Rows from a dataset:
= = = =

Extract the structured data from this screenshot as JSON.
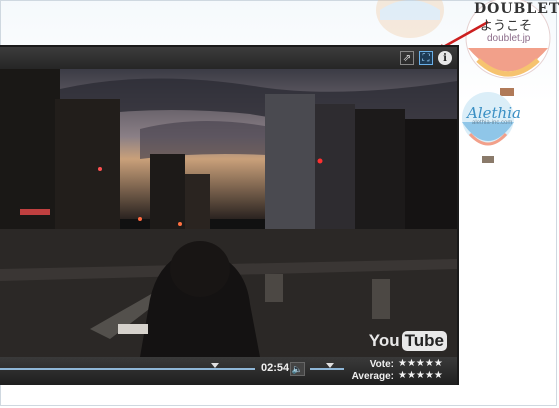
{
  "branding": {
    "doublet_name": "DOUBLET",
    "doublet_greeting": "ようこそ",
    "doublet_url": "doublet.jp",
    "alethia_name": "Alethia",
    "alethia_url": "alethia-inc.com"
  },
  "player": {
    "topbar": {
      "popout_icon": "popout-icon",
      "fullscreen_icon": "fullscreen-icon",
      "info_label": "i"
    },
    "video": {
      "logo_you": "You",
      "logo_tube": "Tube"
    },
    "controls": {
      "time": "02:54",
      "volume_icon": "speaker-icon",
      "vote_label": "Vote:",
      "average_label": "Average:",
      "vote_stars": "★★★★★",
      "average_stars": "★★★★★"
    }
  },
  "colors": {
    "arrow": "#cc1f1f",
    "progress": "#8fb7d8",
    "player_bg": "#2a2a2a"
  }
}
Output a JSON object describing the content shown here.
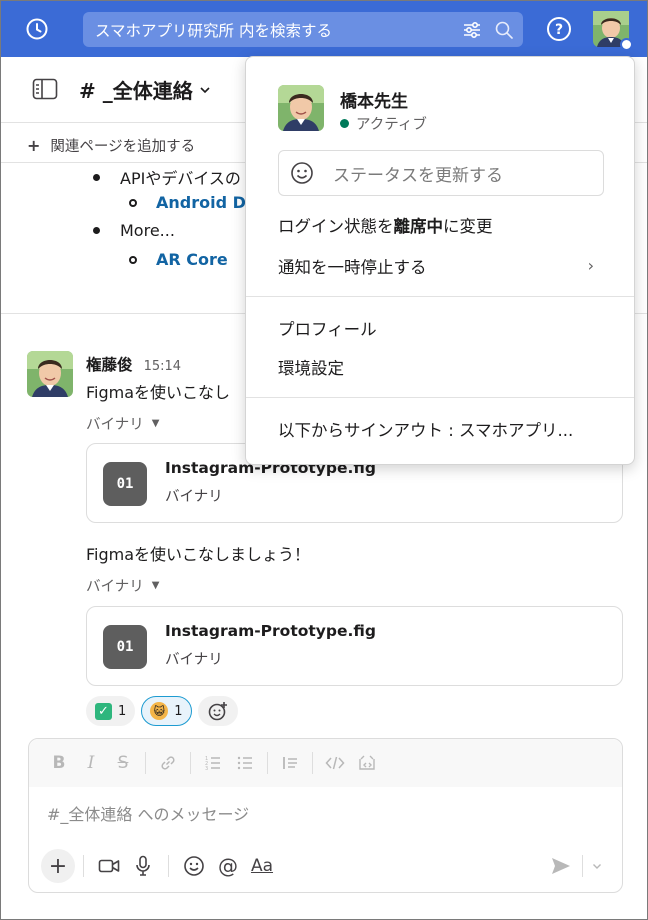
{
  "search": {
    "text": "スマホアプリ研究所 内を検索する"
  },
  "channel": {
    "name": "# _全体連絡",
    "add_page_label": "関連ページを追加する"
  },
  "bullets": [
    {
      "text": "APIやデバイスの"
    },
    {
      "link": "Android De"
    },
    {
      "text": "More..."
    },
    {
      "link": "AR Core"
    }
  ],
  "message": {
    "author": "権藤俊",
    "time": "15:14",
    "text_1": "Figmaを使いこなし",
    "text_2": "Figmaを使いこなしましょう！",
    "file_label": "バイナリ",
    "files": [
      {
        "icon_text": "01",
        "name": "Instagram-Prototype.fig",
        "type": "バイナリ"
      },
      {
        "icon_text": "01",
        "name": "Instagram-Prototype.fig",
        "type": "バイナリ"
      }
    ],
    "reactions": [
      {
        "emoji": "white-check-mark",
        "count": "1"
      },
      {
        "emoji": "smiley-cat",
        "count": "1"
      }
    ]
  },
  "composer": {
    "placeholder": "#_全体連絡 へのメッセージ",
    "format_label": "Aa"
  },
  "menu": {
    "user_name": "橋本先生",
    "presence": "アクティブ",
    "status_placeholder": "ステータスを更新する",
    "away_prefix": "ログイン状態を",
    "away_bold": "離席中",
    "away_suffix": "に変更",
    "pause_notifications": "通知を一時停止する",
    "profile": "プロフィール",
    "preferences": "環境設定",
    "sign_out": "以下からサインアウト : スマホアプリ..."
  },
  "colors": {
    "topbar": "#3b6bd6",
    "link": "#1264a3",
    "active_green": "#007a5a"
  }
}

= = = =

Quote the data above in full, leaving out the pictures it holds.

→ Written solution
Extract the structured data from this screenshot as JSON.
{
  "branding": {
    "doublet_name": "DOUBLET",
    "doublet_greeting": "ようこそ",
    "doublet_url": "doublet.jp",
    "alethia_name": "Alethia",
    "alethia_url": "alethia-inc.com"
  },
  "player": {
    "topbar": {
      "popout_icon": "popout-icon",
      "fullscreen_icon": "fullscreen-icon",
      "info_label": "i"
    },
    "video": {
      "logo_you": "You",
      "logo_tube": "Tube"
    },
    "controls": {
      "time": "02:54",
      "volume_icon": "speaker-icon",
      "vote_label": "Vote:",
      "average_label": "Average:",
      "vote_stars": "★★★★★",
      "average_stars": "★★★★★"
    }
  },
  "colors": {
    "arrow": "#cc1f1f",
    "progress": "#8fb7d8",
    "player_bg": "#2a2a2a"
  }
}
Output a JSON object describing the content shown here.
{
  "search": {
    "text": "スマホアプリ研究所 内を検索する"
  },
  "channel": {
    "name": "# _全体連絡",
    "add_page_label": "関連ページを追加する"
  },
  "bullets": [
    {
      "text": "APIやデバイスの"
    },
    {
      "link": "Android De"
    },
    {
      "text": "More..."
    },
    {
      "link": "AR Core"
    }
  ],
  "message": {
    "author": "権藤俊",
    "time": "15:14",
    "text_1": "Figmaを使いこなし",
    "text_2": "Figmaを使いこなしましょう！",
    "file_label": "バイナリ",
    "files": [
      {
        "icon_text": "01",
        "name": "Instagram-Prototype.fig",
        "type": "バイナリ"
      },
      {
        "icon_text": "01",
        "name": "Instagram-Prototype.fig",
        "type": "バイナリ"
      }
    ],
    "reactions": [
      {
        "emoji": "white-check-mark",
        "count": "1"
      },
      {
        "emoji": "smiley-cat",
        "count": "1"
      }
    ]
  },
  "composer": {
    "placeholder": "#_全体連絡 へのメッセージ",
    "format_label": "Aa"
  },
  "menu": {
    "user_name": "橋本先生",
    "presence": "アクティブ",
    "status_placeholder": "ステータスを更新する",
    "away_prefix": "ログイン状態を",
    "away_bold": "離席中",
    "away_suffix": "に変更",
    "pause_notifications": "通知を一時停止する",
    "profile": "プロフィール",
    "preferences": "環境設定",
    "sign_out": "以下からサインアウト : スマホアプリ..."
  },
  "colors": {
    "topbar": "#3b6bd6",
    "link": "#1264a3",
    "active_green": "#007a5a"
  }
}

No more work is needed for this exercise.